__Texte choisi__:
18 SEPTEMBRE 2022
Fils de la lumière
LIVRE DU PROPHÈTE AMOS (8, 4-7)
Écoutez ceci, vous qui écrasez le malheureux pour anéantir les humbles du pays, car vous dites : « Quand donc la fête de la nouvelle lune sera-t-elle passée, pour que nous puissions vendre notre blé ? Quand donc le sabbat sera-t-il fini, pour que nous puissions écouler notre froment ? Nous allons diminuer les mesures, augmenter les prix et fausser les balances. Nous pourrons acheter le faible pour un peu d’argent, le malheureux pour une paire de sandales. Nous vendrons jusqu’aux déchets du froment ! » Le Seigneur le jure par la Fierté de Jacob : Non, jamais je n’oublierai aucun de leurs méfaits.
PREMIÈRE LETTRE DE SAINT PAUL APÔTRE À TIMOTHÉE (2, 1-8)
Bien-aimé, j’encourage, avant tout, à faire des demandes, des prières, des intercessions et des actions de grâce pour tous les hommes, pour les chefs d’État et tous ceux qui exercent l’autorité, afin que nous puissions mener notre vie dans la tranquillité et le calme, en toute piété et dignité. Cette prière est bonne et agréable à Dieu notre Sauveur, car il veut que tous les hommes soient sauvés et parviennent à la pleine connaissance de la vérité. En effet, il n’y a qu’un seul Dieu, il n’y a aussi qu’un seul médiateur entre Dieu et les hommes : un homme, le Christ Jésus, qui s’est donné lui-même en rançon pour tous. Aux temps fixés, il a rendu ce témoignage, pour lequel j’ai reçu la charge de messager et d’apôtre – je dis vrai, je ne mens pas – moi qui enseigne aux nations la foi et la vérité. Je voudrais donc qu’en tout lieu les hommes prient en élevant les mains, saintement, sans colère ni dispute.
ÉVANGILE DE JÉSUS CHRIST SELON SAINT LUC (16, 1-13)
En ce temps-là, Jésus disait à ses disciples : « Un homme riche avait un gérant qui lui fut dénoncé comme dilapidant ses biens. Il le convoqua et lui dit : ‘Qu’est-ce que j’apprends à ton sujet ? Rends-moi les comptes de ta gestion, car tu ne peux plus être mon gérant.’ Le gérant se dit en lui-même : ‘Que vais-je faire, puisque mon maître me retire la gestion ? Travailler la terre ? Je n’en ai pas la force. Mendier ? J’aurais honte. Je sais ce que je vais faire, pour qu’une fois renvoyé de ma gérance, des gens m’accueillent chez eux.’ Il fit alors venir, un par un, ceux qui avaient des dettes envers son maître. Il demanda au premier : ‘Combien dois-tu à mon maître ?’ Il répondit : ‘Cent barils d’huile.’ Le gérant lui dit : ‘Voici ton reçu ; vite, assieds-toi et écris cinquante.’ Puis il demanda à un autre : ‘Et toi, combien dois-tu ?’ Il répondit : ‘Cent sacs de blé.’ Le gérant lui dit : ‘Voici ton reçu, écris 80 ’ . Le maître fit l’éloge de ce gérant malhonnête car il avait agi avec habileté ; en effet, les fils de ce monde sont plus habiles entre eux que les fils de la lumière. Eh bien moi, je vous le dis : Faites-vous des amis avec l’argent malhonnête, afin que, le jour où il ne sera plus là, ces amis vous accueillent dans les demeures éternelles. Celui qui est digne de confiance dans la moindre chose est digne de confiance aussi dans une grande. Celui qui est malhonnête dans la moindre chose est malhonnête aussi dans une grande. Si donc vous n’avez pas été dignes de confiance pour l’argent malhonnête, qui vous confiera le bien véritable ? Et si, pour ce qui est à autrui, vous n’avez pas été dignes de confiance, ce qui vous revient, qui vous le donnera ? Aucun domestique ne peut servir deux maîtres : ou bien il haïra l’un et aimera l’autre, ou bien il s’attachera à l’un et méprisera l’autre. Vous ne pouvez pas servir à la fois Dieu et l’argent. »

__Lignes__:
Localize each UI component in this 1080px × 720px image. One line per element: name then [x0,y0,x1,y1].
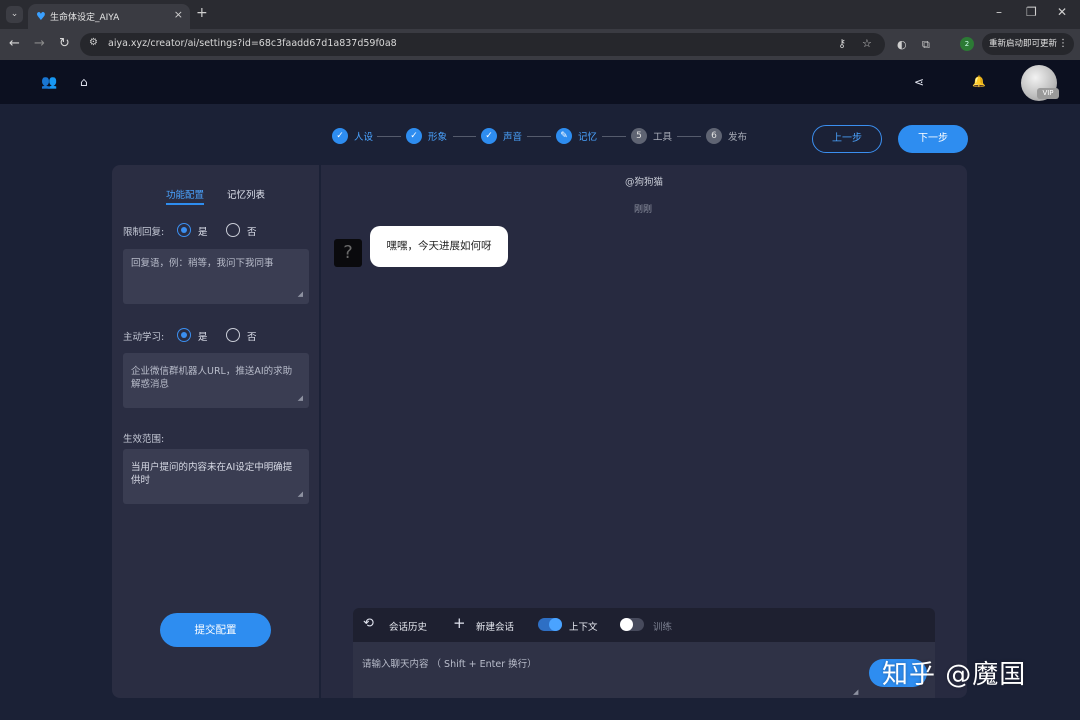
resize-handle-icon[interactable]: ◢ [298,392,303,405]
tab-function-config[interactable]: 功能配置 [166,187,204,201]
puzzle-icon[interactable]: ⧉ [922,38,930,52]
tab-title: 生命体设定_AIYA [50,13,120,23]
check-icon: ✓ [481,128,497,144]
share-icon[interactable]: ⋖ [914,75,924,89]
browser-tab-strip: ⌄ ♥ 生命体设定_AIYA × + – ❐ ✕ [0,0,1080,29]
step-label: 发布 [728,132,748,143]
browser-toolbar: ← → ↻ ⚙ aiya.xyz/creator/ai/settings?id=… [0,29,1080,60]
active-learning-yes-radio[interactable] [177,328,191,342]
users-icon[interactable]: 👥 [41,75,57,90]
message-timestamp: 刚刚 [634,205,653,215]
next-step-button[interactable]: 下一步 [898,125,968,153]
plus-icon[interactable]: + [453,614,466,632]
restore-icon[interactable]: ❐ [1026,5,1037,19]
app-header: 👥 ⌂ ⋖ 🔔 [0,60,1080,104]
more-menu-icon[interactable]: ⋮ [1058,33,1068,55]
new-chat-button[interactable]: 新建会话 [476,619,514,633]
resize-handle-icon[interactable]: ◢ [298,488,303,501]
scope-value: 当用户提问的内容未在AI设定中明确提供时 [131,462,293,486]
limit-reply-no-radio[interactable] [226,223,240,237]
step-number: 6 [706,128,722,144]
pencil-icon: ✎ [556,128,572,144]
chat-history-button[interactable]: 会话历史 [389,619,427,633]
watermark: 知乎 @魔国 [882,660,1027,690]
step-connector [677,136,701,137]
vip-badge: VIP [1037,88,1059,99]
limit-reply-yes-radio[interactable] [177,223,191,237]
radio-label: 是 [198,332,208,343]
context-label: 上下文 [569,622,598,633]
reply-placeholder: 回复语，例：稍等，我问下我同事 [131,258,274,269]
new-tab-icon[interactable]: + [196,5,208,21]
close-tab-icon[interactable]: × [174,8,183,21]
reload-icon[interactable]: ↻ [59,36,70,51]
bookmark-star-icon[interactable]: ☆ [862,37,872,50]
radio-label: 否 [247,332,257,343]
step-label: 记忆 [578,132,598,143]
extension-icon[interactable]: ◐ [897,38,907,51]
question-mark-icon: ? [334,239,362,267]
home-icon[interactable]: ⌂ [80,75,88,89]
step-label: 人设 [354,132,374,143]
forward-icon[interactable]: → [34,36,45,51]
bell-icon[interactable]: 🔔 [972,75,986,88]
resize-handle-icon[interactable]: ◢ [853,688,858,696]
check-icon: ✓ [332,128,348,144]
minimize-icon[interactable]: – [996,5,1002,19]
tab-search-icon[interactable]: ⌄ [6,6,23,23]
limit-reply-label: 限制回复: [123,227,165,238]
back-icon[interactable]: ← [9,36,20,51]
bot-message-bubble: 嘿嘿，今天进展如何呀 [370,226,508,267]
check-icon: ✓ [406,128,422,144]
site-info-icon[interactable]: ⚙ [89,37,98,48]
active-learning-label: 主动学习: [123,332,165,343]
toggle-knob [549,618,562,631]
radio-label: 是 [198,227,208,238]
chat-bot-name: @狗狗猫 [625,177,664,188]
step-connector [377,136,401,137]
update-button[interactable]: 重新启动即可更新 ⋮ [982,33,1074,55]
active-tab-indicator [166,203,204,205]
key-icon[interactable]: ⚷ [838,37,846,50]
composer-toolbar [353,608,935,642]
webhook-url-field[interactable]: 企业微信群机器人URL，推送AI的求助解惑消息 ◢ [123,353,309,408]
step-connector [602,136,626,137]
webhook-placeholder: 企业微信群机器人URL，推送AI的求助解惑消息 [131,366,293,390]
reply-text-field[interactable]: 回复语，例：稍等，我问下我同事 ◢ [123,249,309,304]
history-icon[interactable]: ⟲ [363,616,374,631]
active-learning-no-radio[interactable] [226,328,240,342]
chat-input[interactable]: 请输入聊天内容 （ Shift + Enter 换行） [362,656,537,670]
site-favicon-icon: ♥ [36,10,46,23]
context-toggle[interactable] [538,618,562,631]
toggle-knob [620,618,633,631]
scope-text-field[interactable]: 当用户提问的内容未在AI设定中明确提供时 ◢ [123,449,309,504]
tab-memory-list[interactable]: 记忆列表 [227,187,265,201]
scope-label: 生效范围: [123,434,165,445]
address-bar[interactable]: ⚙ aiya.xyz/creator/ai/settings?id=68c3fa… [80,33,885,56]
train-label: 训练 [653,622,673,633]
url-text[interactable]: aiya.xyz/creator/ai/settings?id=68c3faad… [108,38,397,49]
step-label: 声音 [503,132,523,143]
profile-badge[interactable]: 2 [960,37,974,51]
resize-handle-icon[interactable]: ◢ [298,288,303,301]
step-connector [453,136,476,137]
window-close-icon[interactable]: ✕ [1057,5,1067,19]
step-number: 5 [631,128,647,144]
step-label: 工具 [653,132,673,143]
prev-step-button[interactable]: 上一步 [812,125,882,153]
browser-tab[interactable]: ♥ 生命体设定_AIYA × [28,4,190,29]
radio-label: 否 [247,227,257,238]
step-connector [527,136,551,137]
submit-config-button[interactable]: 提交配置 [160,613,271,647]
train-toggle[interactable] [620,618,644,631]
step-label: 形象 [428,132,448,143]
update-label: 重新启动即可更新 [989,39,1058,49]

__Consignes écrites__:
1. Dans les lectures du 18 septembre 2022, combien le premier débiteur déclare-t-il devoir au maître ?
2. Poursuivez les lectures du 18 septembre 2022 après leur dernière phrase.

__Réponses de l'exercice__:
1. Cent barils d'huile.

2.
Homélie
En proposant la parabole du gérant malhonnête, Jésus a laissé entendre indirectement à ses disciples qu’ils devaient prendre ce gérant comme modèle. Suggestion plutôt surprenante! Car le gestionnaire en question se permettait de voler ouvertement son ancien maître. Jésus ne valorisait sans doute pas les injustices de ce dernier. Mais alors, sur quel point ce gérant malhonnête pouvait-il être un modèle pour les disciples de Jésus? C’est le discours du propriétaire de la grande propriété terrienne qui nous éclaire. Ce dernier, en constatant la débrouillardise de son employé délinquant, s’est permis de faire son éloge! Ce maître n’a pas d’abord été sensible aux injustices de l’employé, mais plutôt à son habileté à se sortir du pétrin. C’est ce qui amène Jésus à faire l’observation suivante : « Les fils de ce monde sont plus habiles entre eux que les fils de la lumière. » (Lc 16, 8b)
En s’exprimant de la sorte, Jésus laisse clairement entendre que les fils de la lumière que sont ses disciples devraient se sentir aussi motivés à agir dans l’ordre de la foi que le gestionnaire de la parabole pouvait l’être pour assurer sa sécurité matérielle. En regard de la mission que Jésus leur confiait, il leur indiquait qu’ils auraient à se montrer aussi avisés que les fils de ce monde, c’est-à-dire qu’ils devraient faire preuve de clairvoyance, de lucidité et de créativité tout autant que le gestionnaire ingénieux et rusé.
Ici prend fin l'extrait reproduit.